SET PROBLEM
Locate all lines in the data below that hold "muito" and show them.

MATERIAL FOR THIS TASK
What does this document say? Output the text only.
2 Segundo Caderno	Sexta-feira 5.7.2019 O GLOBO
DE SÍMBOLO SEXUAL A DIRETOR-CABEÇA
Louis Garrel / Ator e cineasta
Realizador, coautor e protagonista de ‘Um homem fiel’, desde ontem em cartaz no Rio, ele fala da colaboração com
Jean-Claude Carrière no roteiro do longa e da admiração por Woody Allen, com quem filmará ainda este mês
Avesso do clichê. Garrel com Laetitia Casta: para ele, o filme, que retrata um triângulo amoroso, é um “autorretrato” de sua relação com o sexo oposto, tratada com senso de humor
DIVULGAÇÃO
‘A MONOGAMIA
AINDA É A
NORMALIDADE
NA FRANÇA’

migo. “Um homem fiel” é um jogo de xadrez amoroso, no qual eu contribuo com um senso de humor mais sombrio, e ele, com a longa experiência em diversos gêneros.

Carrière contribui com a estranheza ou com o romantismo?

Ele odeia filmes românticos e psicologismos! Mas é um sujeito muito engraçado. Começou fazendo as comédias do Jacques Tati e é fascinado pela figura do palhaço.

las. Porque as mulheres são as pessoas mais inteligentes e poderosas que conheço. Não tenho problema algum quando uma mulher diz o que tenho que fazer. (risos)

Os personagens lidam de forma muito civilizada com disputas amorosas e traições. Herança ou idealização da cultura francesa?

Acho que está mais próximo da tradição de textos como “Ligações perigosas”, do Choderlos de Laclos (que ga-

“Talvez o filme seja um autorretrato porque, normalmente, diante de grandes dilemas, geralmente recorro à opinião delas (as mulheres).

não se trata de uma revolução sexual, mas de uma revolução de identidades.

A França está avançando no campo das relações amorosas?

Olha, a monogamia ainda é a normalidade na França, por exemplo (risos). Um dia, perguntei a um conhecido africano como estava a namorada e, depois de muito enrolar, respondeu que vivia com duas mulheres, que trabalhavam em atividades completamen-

TASK ANSWER
Ele odeia filmes românticos e psicologismos! Mas é um sujeito muito engraçado. Começou fazendo as comédias do Jacques Tati e é fascinado pela figura do palhaço.
Os personagens lidam de forma muito civilizada com disputas amorosas e traições. Herança ou idealização da cultura francesa?
Olha, a monogamia ainda é a normalidade na França, por exemplo (risos). Um dia, perguntei a um conhecido africano como estava a namorada e, depois de muito enrolar, respondeu que vivia com duas mulheres, que trabalhavam em atividades completamen-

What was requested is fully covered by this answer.